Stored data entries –
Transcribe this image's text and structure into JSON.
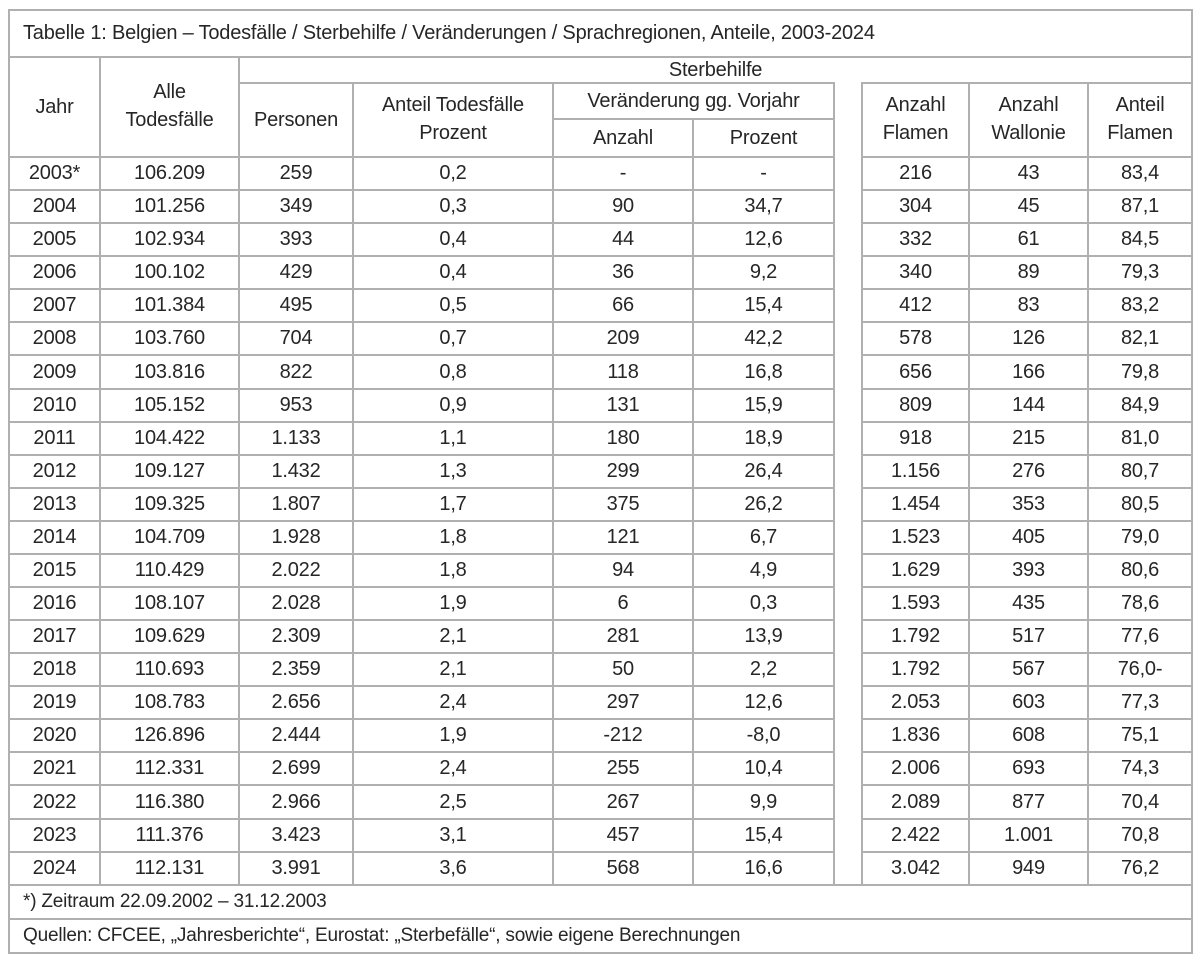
{
  "colors": {
    "border": "#b0b0b0",
    "text": "#262626",
    "background": "#ffffff"
  },
  "headers": {
    "jahr": "Jahr",
    "alle_todesfaelle": "Alle\nTodesfälle",
    "sterbehilfe": "Sterbehilfe",
    "personen": "Personen",
    "anteil_todesfaelle_prozent": "Anteil Todesfälle\nProzent",
    "veraenderung_gg_vorjahr": "Veränderung gg. Vorjahr",
    "anzahl": "Anzahl",
    "prozent": "Prozent",
    "anzahl_flamen": "Anzahl\nFlamen",
    "anzahl_wallonie": "Anzahl\nWallonie",
    "anteil_flamen": "Anteil\nFlamen"
  },
  "chart_data": {
    "type": "table",
    "title": "Tabelle 1: Belgien – Todesfälle / Sterbehilfe / Veränderungen / Sprachregionen, Anteile, 2003-2024",
    "column_groups": [
      "Sterbehilfe",
      "Veränderung gg. Vorjahr"
    ],
    "columns": [
      "Jahr",
      "Alle Todesfälle",
      "Sterbehilfe Personen",
      "Sterbehilfe Anteil Todesfälle Prozent",
      "Veränderung gg. Vorjahr Anzahl",
      "Veränderung gg. Vorjahr Prozent",
      "Anzahl Flamen",
      "Anzahl Wallonie",
      "Anteil Flamen"
    ],
    "rows": [
      [
        "2003*",
        "106.209",
        "259",
        "0,2",
        "-",
        "-",
        "216",
        "43",
        "83,4"
      ],
      [
        "2004",
        "101.256",
        "349",
        "0,3",
        "90",
        "34,7",
        "304",
        "45",
        "87,1"
      ],
      [
        "2005",
        "102.934",
        "393",
        "0,4",
        "44",
        "12,6",
        "332",
        "61",
        "84,5"
      ],
      [
        "2006",
        "100.102",
        "429",
        "0,4",
        "36",
        "9,2",
        "340",
        "89",
        "79,3"
      ],
      [
        "2007",
        "101.384",
        "495",
        "0,5",
        "66",
        "15,4",
        "412",
        "83",
        "83,2"
      ],
      [
        "2008",
        "103.760",
        "704",
        "0,7",
        "209",
        "42,2",
        "578",
        "126",
        "82,1"
      ],
      [
        "2009",
        "103.816",
        "822",
        "0,8",
        "118",
        "16,8",
        "656",
        "166",
        "79,8"
      ],
      [
        "2010",
        "105.152",
        "953",
        "0,9",
        "131",
        "15,9",
        "809",
        "144",
        "84,9"
      ],
      [
        "2011",
        "104.422",
        "1.133",
        "1,1",
        "180",
        "18,9",
        "918",
        "215",
        "81,0"
      ],
      [
        "2012",
        "109.127",
        "1.432",
        "1,3",
        "299",
        "26,4",
        "1.156",
        "276",
        "80,7"
      ],
      [
        "2013",
        "109.325",
        "1.807",
        "1,7",
        "375",
        "26,2",
        "1.454",
        "353",
        "80,5"
      ],
      [
        "2014",
        "104.709",
        "1.928",
        "1,8",
        "121",
        "6,7",
        "1.523",
        "405",
        "79,0"
      ],
      [
        "2015",
        "110.429",
        "2.022",
        "1,8",
        "94",
        "4,9",
        "1.629",
        "393",
        "80,6"
      ],
      [
        "2016",
        "108.107",
        "2.028",
        "1,9",
        "6",
        "0,3",
        "1.593",
        "435",
        "78,6"
      ],
      [
        "2017",
        "109.629",
        "2.309",
        "2,1",
        "281",
        "13,9",
        "1.792",
        "517",
        "77,6"
      ],
      [
        "2018",
        "110.693",
        "2.359",
        "2,1",
        "50",
        "2,2",
        "1.792",
        "567",
        "76,0-"
      ],
      [
        "2019",
        "108.783",
        "2.656",
        "2,4",
        "297",
        "12,6",
        "2.053",
        "603",
        "77,3"
      ],
      [
        "2020",
        "126.896",
        "2.444",
        "1,9",
        "-212",
        "-8,0",
        "1.836",
        "608",
        "75,1"
      ],
      [
        "2021",
        "112.331",
        "2.699",
        "2,4",
        "255",
        "10,4",
        "2.006",
        "693",
        "74,3"
      ],
      [
        "2022",
        "116.380",
        "2.966",
        "2,5",
        "267",
        "9,9",
        "2.089",
        "877",
        "70,4"
      ],
      [
        "2023",
        "111.376",
        "3.423",
        "3,1",
        "457",
        "15,4",
        "2.422",
        "1.001",
        "70,8"
      ],
      [
        "2024",
        "112.131",
        "3.991",
        "3,6",
        "568",
        "16,6",
        "3.042",
        "949",
        "76,2"
      ]
    ],
    "footnote": "*) Zeitraum 22.09.2002 – 31.12.2003",
    "sources": "Quellen: CFCEE, „Jahresberichte“, Eurostat: „Sterbefälle“, sowie eigene Berechnungen"
  }
}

SET TASK – The records above must be echoed exactly, minus their pictures.

CORRECT ANSWER –
Transcribe this image's text and structure into JSON.
{
  "colors": {
    "border": "#b0b0b0",
    "text": "#262626",
    "background": "#ffffff"
  },
  "headers": {
    "jahr": "Jahr",
    "alle_todesfaelle": "Alle\nTodesfälle",
    "sterbehilfe": "Sterbehilfe",
    "personen": "Personen",
    "anteil_todesfaelle_prozent": "Anteil Todesfälle\nProzent",
    "veraenderung_gg_vorjahr": "Veränderung gg. Vorjahr",
    "anzahl": "Anzahl",
    "prozent": "Prozent",
    "anzahl_flamen": "Anzahl\nFlamen",
    "anzahl_wallonie": "Anzahl\nWallonie",
    "anteil_flamen": "Anteil\nFlamen"
  },
  "chart_data": {
    "type": "table",
    "title": "Tabelle 1: Belgien – Todesfälle / Sterbehilfe / Veränderungen / Sprachregionen, Anteile, 2003-2024",
    "column_groups": [
      "Sterbehilfe",
      "Veränderung gg. Vorjahr"
    ],
    "columns": [
      "Jahr",
      "Alle Todesfälle",
      "Sterbehilfe Personen",
      "Sterbehilfe Anteil Todesfälle Prozent",
      "Veränderung gg. Vorjahr Anzahl",
      "Veränderung gg. Vorjahr Prozent",
      "Anzahl Flamen",
      "Anzahl Wallonie",
      "Anteil Flamen"
    ],
    "rows": [
      [
        "2003*",
        "106.209",
        "259",
        "0,2",
        "-",
        "-",
        "216",
        "43",
        "83,4"
      ],
      [
        "2004",
        "101.256",
        "349",
        "0,3",
        "90",
        "34,7",
        "304",
        "45",
        "87,1"
      ],
      [
        "2005",
        "102.934",
        "393",
        "0,4",
        "44",
        "12,6",
        "332",
        "61",
        "84,5"
      ],
      [
        "2006",
        "100.102",
        "429",
        "0,4",
        "36",
        "9,2",
        "340",
        "89",
        "79,3"
      ],
      [
        "2007",
        "101.384",
        "495",
        "0,5",
        "66",
        "15,4",
        "412",
        "83",
        "83,2"
      ],
      [
        "2008",
        "103.760",
        "704",
        "0,7",
        "209",
        "42,2",
        "578",
        "126",
        "82,1"
      ],
      [
        "2009",
        "103.816",
        "822",
        "0,8",
        "118",
        "16,8",
        "656",
        "166",
        "79,8"
      ],
      [
        "2010",
        "105.152",
        "953",
        "0,9",
        "131",
        "15,9",
        "809",
        "144",
        "84,9"
      ],
      [
        "2011",
        "104.422",
        "1.133",
        "1,1",
        "180",
        "18,9",
        "918",
        "215",
        "81,0"
      ],
      [
        "2012",
        "109.127",
        "1.432",
        "1,3",
        "299",
        "26,4",
        "1.156",
        "276",
        "80,7"
      ],
      [
        "2013",
        "109.325",
        "1.807",
        "1,7",
        "375",
        "26,2",
        "1.454",
        "353",
        "80,5"
      ],
      [
        "2014",
        "104.709",
        "1.928",
        "1,8",
        "121",
        "6,7",
        "1.523",
        "405",
        "79,0"
      ],
      [
        "2015",
        "110.429",
        "2.022",
        "1,8",
        "94",
        "4,9",
        "1.629",
        "393",
        "80,6"
      ],
      [
        "2016",
        "108.107",
        "2.028",
        "1,9",
        "6",
        "0,3",
        "1.593",
        "435",
        "78,6"
      ],
      [
        "2017",
        "109.629",
        "2.309",
        "2,1",
        "281",
        "13,9",
        "1.792",
        "517",
        "77,6"
      ],
      [
        "2018",
        "110.693",
        "2.359",
        "2,1",
        "50",
        "2,2",
        "1.792",
        "567",
        "76,0-"
      ],
      [
        "2019",
        "108.783",
        "2.656",
        "2,4",
        "297",
        "12,6",
        "2.053",
        "603",
        "77,3"
      ],
      [
        "2020",
        "126.896",
        "2.444",
        "1,9",
        "-212",
        "-8,0",
        "1.836",
        "608",
        "75,1"
      ],
      [
        "2021",
        "112.331",
        "2.699",
        "2,4",
        "255",
        "10,4",
        "2.006",
        "693",
        "74,3"
      ],
      [
        "2022",
        "116.380",
        "2.966",
        "2,5",
        "267",
        "9,9",
        "2.089",
        "877",
        "70,4"
      ],
      [
        "2023",
        "111.376",
        "3.423",
        "3,1",
        "457",
        "15,4",
        "2.422",
        "1.001",
        "70,8"
      ],
      [
        "2024",
        "112.131",
        "3.991",
        "3,6",
        "568",
        "16,6",
        "3.042",
        "949",
        "76,2"
      ]
    ],
    "footnote": "*) Zeitraum 22.09.2002 – 31.12.2003",
    "sources": "Quellen: CFCEE, „Jahresberichte“, Eurostat: „Sterbefälle“, sowie eigene Berechnungen"
  }
}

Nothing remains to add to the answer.